Structured figure records:
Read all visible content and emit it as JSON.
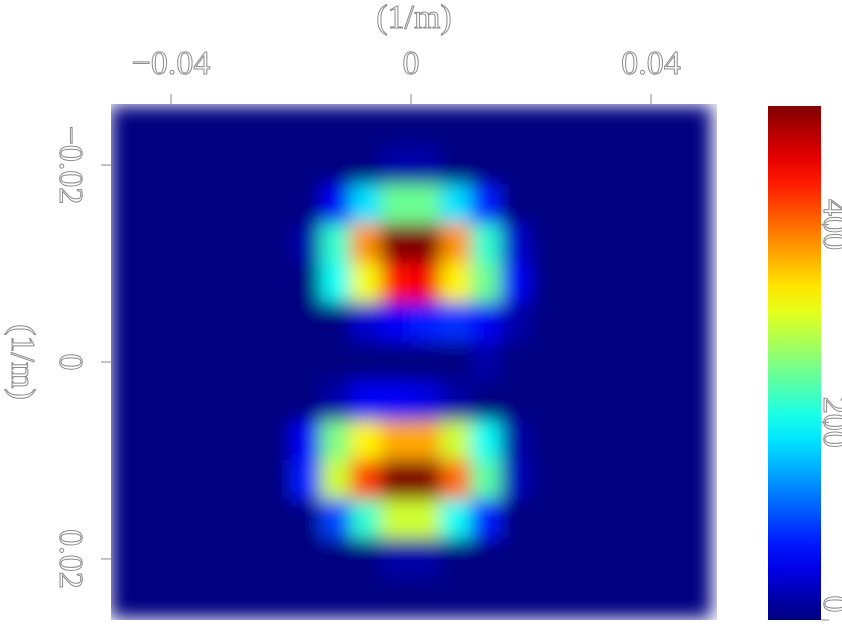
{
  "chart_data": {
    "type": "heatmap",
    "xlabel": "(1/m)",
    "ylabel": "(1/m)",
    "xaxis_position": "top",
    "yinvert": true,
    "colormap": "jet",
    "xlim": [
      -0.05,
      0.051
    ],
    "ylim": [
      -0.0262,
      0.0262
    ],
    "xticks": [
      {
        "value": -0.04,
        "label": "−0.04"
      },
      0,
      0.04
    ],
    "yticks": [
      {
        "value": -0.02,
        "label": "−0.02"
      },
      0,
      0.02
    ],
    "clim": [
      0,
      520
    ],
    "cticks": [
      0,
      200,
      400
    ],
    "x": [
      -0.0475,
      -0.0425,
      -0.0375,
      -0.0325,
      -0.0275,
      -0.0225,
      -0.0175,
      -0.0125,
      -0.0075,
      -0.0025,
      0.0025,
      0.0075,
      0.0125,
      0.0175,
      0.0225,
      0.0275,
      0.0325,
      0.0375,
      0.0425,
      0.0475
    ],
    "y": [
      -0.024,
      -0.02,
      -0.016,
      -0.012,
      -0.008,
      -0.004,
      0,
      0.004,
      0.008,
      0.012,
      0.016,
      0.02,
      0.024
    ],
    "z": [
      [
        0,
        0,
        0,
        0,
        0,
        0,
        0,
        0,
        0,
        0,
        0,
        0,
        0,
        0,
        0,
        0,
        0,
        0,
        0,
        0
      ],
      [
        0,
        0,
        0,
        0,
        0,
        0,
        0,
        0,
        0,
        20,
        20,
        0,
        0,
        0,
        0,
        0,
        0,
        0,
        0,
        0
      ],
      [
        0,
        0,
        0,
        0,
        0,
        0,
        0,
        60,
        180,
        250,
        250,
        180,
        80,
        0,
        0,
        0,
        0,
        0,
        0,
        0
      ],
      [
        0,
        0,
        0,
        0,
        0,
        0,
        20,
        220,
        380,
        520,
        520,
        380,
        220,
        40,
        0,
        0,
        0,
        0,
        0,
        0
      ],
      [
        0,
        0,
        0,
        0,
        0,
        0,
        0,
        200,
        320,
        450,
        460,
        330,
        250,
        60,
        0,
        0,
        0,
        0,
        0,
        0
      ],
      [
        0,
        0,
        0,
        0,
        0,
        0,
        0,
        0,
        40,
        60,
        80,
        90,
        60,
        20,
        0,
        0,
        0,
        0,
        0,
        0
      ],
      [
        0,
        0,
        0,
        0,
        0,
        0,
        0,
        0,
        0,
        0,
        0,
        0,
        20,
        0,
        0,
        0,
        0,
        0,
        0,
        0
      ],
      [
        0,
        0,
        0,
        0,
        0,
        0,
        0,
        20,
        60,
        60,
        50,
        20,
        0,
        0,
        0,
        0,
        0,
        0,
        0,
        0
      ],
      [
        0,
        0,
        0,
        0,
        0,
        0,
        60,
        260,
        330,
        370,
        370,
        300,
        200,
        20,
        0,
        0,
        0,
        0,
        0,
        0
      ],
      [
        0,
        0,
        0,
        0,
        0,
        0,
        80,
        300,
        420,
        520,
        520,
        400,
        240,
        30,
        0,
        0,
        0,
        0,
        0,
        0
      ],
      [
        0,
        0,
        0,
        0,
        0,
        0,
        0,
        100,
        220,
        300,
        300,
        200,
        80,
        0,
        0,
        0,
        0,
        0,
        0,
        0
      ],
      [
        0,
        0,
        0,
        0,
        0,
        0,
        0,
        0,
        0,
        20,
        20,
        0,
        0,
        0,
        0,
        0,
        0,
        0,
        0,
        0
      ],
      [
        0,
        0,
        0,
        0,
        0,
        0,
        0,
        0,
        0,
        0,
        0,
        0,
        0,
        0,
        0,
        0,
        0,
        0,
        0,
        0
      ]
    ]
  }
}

...

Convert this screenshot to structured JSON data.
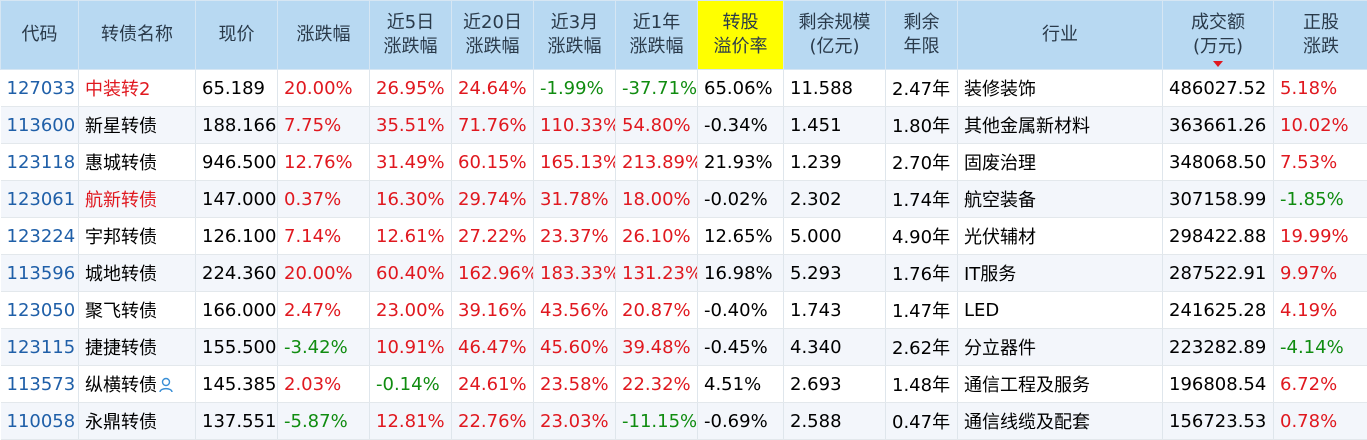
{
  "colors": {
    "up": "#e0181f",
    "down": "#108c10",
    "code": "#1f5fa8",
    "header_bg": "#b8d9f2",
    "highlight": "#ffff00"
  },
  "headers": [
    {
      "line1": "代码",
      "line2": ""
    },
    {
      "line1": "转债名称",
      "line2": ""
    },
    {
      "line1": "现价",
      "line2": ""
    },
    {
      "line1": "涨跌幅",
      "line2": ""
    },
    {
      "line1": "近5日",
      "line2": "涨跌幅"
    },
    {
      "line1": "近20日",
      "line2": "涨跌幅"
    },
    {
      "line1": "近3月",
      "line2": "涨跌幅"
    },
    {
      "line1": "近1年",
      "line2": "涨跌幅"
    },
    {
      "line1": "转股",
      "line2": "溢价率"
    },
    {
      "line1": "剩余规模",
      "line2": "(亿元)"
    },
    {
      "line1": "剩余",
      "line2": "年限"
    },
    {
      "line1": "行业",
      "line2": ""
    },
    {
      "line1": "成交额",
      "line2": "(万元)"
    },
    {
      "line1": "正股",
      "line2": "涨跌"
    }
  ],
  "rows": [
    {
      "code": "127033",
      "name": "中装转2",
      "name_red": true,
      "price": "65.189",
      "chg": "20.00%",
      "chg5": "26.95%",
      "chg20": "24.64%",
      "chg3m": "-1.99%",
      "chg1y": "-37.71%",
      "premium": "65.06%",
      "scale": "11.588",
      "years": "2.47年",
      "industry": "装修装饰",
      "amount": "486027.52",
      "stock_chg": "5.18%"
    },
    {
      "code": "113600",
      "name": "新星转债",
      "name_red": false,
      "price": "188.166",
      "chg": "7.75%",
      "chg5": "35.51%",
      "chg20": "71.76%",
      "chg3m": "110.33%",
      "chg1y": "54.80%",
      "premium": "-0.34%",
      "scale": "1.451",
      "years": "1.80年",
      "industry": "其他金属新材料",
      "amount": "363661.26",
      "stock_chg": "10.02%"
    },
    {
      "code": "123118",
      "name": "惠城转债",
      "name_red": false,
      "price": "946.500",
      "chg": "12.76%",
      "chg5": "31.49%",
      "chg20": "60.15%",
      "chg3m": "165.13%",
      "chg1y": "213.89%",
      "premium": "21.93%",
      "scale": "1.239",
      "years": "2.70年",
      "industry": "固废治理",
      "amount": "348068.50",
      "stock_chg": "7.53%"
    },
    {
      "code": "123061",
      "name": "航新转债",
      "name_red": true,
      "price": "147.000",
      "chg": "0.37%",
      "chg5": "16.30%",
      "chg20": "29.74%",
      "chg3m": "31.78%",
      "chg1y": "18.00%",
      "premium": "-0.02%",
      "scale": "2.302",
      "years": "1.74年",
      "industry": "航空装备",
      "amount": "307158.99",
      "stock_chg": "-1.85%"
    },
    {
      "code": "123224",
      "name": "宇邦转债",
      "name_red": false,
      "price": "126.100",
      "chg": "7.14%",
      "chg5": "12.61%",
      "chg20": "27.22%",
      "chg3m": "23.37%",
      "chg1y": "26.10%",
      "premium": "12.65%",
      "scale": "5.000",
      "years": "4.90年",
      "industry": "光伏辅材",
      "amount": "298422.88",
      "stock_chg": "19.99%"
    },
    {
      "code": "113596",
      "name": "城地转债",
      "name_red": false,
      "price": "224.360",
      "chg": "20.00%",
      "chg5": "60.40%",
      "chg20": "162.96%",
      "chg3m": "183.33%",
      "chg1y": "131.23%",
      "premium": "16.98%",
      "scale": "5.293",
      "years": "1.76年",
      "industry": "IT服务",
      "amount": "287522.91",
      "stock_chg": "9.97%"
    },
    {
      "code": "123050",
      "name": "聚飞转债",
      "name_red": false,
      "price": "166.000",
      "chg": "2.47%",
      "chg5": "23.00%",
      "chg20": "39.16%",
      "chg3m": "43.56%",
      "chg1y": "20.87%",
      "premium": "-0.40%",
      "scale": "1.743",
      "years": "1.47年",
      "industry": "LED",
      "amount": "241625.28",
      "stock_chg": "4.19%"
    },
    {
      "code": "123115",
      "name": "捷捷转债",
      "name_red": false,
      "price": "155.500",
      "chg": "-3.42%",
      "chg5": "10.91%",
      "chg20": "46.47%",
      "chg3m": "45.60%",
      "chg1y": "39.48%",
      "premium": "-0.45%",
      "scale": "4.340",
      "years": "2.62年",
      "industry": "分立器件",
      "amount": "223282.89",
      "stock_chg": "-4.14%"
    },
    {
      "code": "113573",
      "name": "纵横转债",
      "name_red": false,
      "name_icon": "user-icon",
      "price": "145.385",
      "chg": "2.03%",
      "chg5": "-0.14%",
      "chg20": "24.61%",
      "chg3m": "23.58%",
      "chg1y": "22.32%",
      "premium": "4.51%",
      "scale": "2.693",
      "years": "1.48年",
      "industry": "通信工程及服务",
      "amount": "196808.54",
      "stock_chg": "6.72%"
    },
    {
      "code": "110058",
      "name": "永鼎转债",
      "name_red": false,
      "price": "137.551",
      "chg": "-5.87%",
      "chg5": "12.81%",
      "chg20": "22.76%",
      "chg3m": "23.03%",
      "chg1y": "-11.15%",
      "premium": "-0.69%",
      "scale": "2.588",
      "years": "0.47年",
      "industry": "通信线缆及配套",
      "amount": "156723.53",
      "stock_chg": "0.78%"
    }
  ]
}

WHAT IS EXPECTED:
Report only the number of lines in the records that include the word "price".

SOLUTION FOR THIS PROBLEM:
10